>> Start

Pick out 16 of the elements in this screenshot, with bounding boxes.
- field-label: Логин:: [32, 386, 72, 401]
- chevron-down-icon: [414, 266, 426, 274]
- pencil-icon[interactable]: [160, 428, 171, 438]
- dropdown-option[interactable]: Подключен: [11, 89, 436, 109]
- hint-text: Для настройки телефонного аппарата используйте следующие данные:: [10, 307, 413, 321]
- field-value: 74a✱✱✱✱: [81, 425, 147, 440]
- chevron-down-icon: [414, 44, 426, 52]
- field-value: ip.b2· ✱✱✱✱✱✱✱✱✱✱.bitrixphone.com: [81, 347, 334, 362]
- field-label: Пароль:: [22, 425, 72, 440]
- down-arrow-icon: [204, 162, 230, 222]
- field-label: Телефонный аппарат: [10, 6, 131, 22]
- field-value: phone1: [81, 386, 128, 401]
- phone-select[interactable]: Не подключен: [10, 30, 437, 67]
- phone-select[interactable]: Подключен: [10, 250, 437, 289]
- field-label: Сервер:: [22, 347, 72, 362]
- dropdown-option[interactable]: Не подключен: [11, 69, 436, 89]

>> End

→ **The task**: Copy every line of the material above, unchanged.

→ **The completed task**:
Pick out 16 of the elements in this screenshot, with bounding boxes.
- field-label: Логин:: [32, 386, 72, 401]
- chevron-down-icon: [414, 266, 426, 274]
- pencil-icon[interactable]: [160, 428, 171, 438]
- dropdown-option[interactable]: Подключен: [11, 89, 436, 109]
- hint-text: Для настройки телефонного аппарата используйте следующие данные:: [10, 307, 413, 321]
- field-value: 74a✱✱✱✱: [81, 425, 147, 440]
- chevron-down-icon: [414, 44, 426, 52]
- field-value: ip.b2· ✱✱✱✱✱✱✱✱✱✱.bitrixphone.com: [81, 347, 334, 362]
- field-label: Пароль:: [22, 425, 72, 440]
- down-arrow-icon: [204, 162, 230, 222]
- field-label: Телефонный аппарат: [10, 6, 131, 22]
- field-value: phone1: [81, 386, 128, 401]
- phone-select[interactable]: Не подключен: [10, 30, 437, 67]
- phone-select[interactable]: Подключен: [10, 250, 437, 289]
- field-label: Сервер:: [22, 347, 72, 362]
- dropdown-option[interactable]: Не подключен: [11, 69, 436, 89]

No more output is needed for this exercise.